-- START ITEMS --

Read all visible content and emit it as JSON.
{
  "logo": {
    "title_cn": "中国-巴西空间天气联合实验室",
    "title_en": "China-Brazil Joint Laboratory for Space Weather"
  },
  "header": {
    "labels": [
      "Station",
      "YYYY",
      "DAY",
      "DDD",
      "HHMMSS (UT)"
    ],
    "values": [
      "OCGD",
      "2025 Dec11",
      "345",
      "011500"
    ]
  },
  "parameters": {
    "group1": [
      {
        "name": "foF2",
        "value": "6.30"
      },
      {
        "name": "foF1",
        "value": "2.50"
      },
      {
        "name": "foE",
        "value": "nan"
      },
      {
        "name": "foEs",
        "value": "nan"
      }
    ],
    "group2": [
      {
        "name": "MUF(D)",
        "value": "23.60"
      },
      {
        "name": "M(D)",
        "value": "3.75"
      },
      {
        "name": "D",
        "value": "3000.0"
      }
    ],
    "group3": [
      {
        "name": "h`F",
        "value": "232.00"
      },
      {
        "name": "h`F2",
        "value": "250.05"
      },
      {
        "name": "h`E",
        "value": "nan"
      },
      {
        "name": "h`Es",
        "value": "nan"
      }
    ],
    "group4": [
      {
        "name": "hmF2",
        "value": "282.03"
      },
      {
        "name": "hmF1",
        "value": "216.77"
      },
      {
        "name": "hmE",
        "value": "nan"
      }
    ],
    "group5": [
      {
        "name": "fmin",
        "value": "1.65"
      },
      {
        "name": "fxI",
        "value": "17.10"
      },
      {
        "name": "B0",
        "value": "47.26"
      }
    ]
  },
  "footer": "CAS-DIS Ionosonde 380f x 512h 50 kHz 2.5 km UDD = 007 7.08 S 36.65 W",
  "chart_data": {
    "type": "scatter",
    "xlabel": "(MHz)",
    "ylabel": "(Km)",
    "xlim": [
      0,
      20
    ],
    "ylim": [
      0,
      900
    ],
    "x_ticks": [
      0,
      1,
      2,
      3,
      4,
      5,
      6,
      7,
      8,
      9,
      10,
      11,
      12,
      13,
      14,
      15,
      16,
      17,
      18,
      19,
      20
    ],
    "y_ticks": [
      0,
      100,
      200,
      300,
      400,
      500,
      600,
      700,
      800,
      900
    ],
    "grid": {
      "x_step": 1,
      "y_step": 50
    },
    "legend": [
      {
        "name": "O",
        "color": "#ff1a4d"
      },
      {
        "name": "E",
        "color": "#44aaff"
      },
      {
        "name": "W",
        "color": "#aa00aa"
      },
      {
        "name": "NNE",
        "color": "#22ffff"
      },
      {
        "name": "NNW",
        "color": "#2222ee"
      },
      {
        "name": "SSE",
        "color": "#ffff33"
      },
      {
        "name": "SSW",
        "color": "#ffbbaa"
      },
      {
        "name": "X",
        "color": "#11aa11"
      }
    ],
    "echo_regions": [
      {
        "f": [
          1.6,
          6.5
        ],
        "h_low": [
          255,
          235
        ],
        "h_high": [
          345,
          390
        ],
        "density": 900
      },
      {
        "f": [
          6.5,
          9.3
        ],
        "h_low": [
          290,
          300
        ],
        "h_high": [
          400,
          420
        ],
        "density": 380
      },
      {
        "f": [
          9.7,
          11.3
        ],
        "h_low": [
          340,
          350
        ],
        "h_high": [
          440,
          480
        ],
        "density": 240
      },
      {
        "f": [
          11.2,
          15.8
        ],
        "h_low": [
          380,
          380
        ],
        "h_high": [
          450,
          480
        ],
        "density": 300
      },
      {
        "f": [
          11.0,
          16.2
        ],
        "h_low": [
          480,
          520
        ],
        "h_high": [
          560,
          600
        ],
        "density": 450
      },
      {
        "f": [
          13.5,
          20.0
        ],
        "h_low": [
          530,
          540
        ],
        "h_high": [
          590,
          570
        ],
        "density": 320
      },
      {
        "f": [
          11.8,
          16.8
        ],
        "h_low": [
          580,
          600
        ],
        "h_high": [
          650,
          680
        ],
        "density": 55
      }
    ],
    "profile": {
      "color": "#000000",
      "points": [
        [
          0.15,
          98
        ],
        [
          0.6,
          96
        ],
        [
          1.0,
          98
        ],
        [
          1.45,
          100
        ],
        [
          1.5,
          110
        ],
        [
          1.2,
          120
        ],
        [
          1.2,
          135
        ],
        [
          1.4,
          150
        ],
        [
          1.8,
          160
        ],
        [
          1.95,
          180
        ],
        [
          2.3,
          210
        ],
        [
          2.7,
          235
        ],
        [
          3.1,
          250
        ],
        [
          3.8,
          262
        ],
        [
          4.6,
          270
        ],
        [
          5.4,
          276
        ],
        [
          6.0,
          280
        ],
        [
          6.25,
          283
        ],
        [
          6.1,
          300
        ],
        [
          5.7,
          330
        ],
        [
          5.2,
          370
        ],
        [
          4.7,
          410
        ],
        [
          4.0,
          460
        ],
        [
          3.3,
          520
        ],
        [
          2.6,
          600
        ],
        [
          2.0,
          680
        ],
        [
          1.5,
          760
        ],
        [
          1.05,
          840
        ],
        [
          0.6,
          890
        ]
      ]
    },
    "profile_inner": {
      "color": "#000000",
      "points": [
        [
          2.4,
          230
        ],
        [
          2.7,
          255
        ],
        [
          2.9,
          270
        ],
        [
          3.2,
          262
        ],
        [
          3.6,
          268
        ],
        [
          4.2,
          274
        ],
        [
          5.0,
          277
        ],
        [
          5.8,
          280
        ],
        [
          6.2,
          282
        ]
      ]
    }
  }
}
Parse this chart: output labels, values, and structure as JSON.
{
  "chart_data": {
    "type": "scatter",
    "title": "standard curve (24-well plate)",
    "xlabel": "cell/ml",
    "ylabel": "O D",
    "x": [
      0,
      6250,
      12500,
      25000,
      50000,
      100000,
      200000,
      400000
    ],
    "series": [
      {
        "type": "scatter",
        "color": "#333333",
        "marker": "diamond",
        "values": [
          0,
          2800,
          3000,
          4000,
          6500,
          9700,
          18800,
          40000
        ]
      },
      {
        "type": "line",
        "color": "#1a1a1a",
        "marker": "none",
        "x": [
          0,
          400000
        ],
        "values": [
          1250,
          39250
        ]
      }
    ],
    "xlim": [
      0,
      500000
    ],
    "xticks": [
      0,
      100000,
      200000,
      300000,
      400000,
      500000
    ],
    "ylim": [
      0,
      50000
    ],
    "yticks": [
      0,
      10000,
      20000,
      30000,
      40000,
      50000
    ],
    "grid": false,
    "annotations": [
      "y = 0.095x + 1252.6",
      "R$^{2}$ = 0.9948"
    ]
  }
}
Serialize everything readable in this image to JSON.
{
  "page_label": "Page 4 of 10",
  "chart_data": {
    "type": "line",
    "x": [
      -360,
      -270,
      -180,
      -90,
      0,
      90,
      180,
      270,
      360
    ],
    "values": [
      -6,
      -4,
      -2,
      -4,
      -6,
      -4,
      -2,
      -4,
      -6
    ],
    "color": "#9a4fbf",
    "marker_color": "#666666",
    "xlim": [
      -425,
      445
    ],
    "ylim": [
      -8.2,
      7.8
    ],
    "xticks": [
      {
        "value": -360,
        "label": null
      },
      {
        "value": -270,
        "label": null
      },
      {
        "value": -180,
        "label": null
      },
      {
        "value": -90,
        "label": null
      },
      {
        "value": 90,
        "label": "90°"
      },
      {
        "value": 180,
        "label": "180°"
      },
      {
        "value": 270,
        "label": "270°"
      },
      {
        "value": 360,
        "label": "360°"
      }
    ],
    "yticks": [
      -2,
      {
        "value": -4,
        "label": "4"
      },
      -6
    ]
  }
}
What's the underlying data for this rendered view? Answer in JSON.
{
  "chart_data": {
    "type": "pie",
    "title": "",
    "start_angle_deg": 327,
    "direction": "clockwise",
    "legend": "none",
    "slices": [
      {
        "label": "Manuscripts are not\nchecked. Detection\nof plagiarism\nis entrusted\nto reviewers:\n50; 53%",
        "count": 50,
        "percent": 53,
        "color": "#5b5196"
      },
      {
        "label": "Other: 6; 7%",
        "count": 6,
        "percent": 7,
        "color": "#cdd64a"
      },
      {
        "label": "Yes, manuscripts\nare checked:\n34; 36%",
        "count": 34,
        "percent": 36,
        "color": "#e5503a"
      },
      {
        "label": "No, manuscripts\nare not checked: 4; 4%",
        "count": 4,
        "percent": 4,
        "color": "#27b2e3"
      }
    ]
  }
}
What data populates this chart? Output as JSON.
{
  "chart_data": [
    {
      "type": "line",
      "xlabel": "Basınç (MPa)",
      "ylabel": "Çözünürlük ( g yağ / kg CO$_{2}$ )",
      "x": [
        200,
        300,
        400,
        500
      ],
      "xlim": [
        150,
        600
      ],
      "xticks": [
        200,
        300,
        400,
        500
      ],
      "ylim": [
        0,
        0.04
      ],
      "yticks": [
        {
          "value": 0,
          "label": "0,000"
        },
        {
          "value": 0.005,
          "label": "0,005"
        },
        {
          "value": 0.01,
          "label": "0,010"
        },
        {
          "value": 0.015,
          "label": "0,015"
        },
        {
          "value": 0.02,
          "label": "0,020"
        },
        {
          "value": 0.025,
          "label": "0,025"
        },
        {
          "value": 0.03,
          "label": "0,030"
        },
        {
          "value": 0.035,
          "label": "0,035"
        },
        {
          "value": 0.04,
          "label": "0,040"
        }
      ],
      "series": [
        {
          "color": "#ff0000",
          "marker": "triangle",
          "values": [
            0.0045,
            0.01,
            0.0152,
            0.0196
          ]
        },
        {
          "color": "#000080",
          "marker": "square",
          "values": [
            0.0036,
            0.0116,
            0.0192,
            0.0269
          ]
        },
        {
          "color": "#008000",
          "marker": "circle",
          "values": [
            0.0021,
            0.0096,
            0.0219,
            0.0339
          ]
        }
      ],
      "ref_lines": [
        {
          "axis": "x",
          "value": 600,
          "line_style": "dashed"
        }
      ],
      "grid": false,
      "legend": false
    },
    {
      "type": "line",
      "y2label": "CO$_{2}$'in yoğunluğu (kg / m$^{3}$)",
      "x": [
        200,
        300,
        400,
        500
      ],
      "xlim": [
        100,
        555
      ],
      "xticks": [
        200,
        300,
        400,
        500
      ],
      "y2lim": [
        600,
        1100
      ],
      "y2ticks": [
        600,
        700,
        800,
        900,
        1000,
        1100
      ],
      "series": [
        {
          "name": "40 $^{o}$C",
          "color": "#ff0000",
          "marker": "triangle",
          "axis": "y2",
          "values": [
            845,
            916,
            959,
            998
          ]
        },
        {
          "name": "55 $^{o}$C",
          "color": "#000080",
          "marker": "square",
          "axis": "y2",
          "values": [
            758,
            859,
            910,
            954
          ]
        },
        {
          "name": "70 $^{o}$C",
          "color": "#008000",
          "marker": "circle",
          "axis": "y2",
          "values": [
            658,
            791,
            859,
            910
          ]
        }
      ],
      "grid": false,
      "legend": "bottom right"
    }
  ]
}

-- END ITEMS --

» EXERCISE INSTRUCTIONS
Whichever lines contain the string "percent", select and copy them.

» TASK SOLUTION
        "percent": 53,
        "percent": 7,
        "percent": 36,
        "percent": 4,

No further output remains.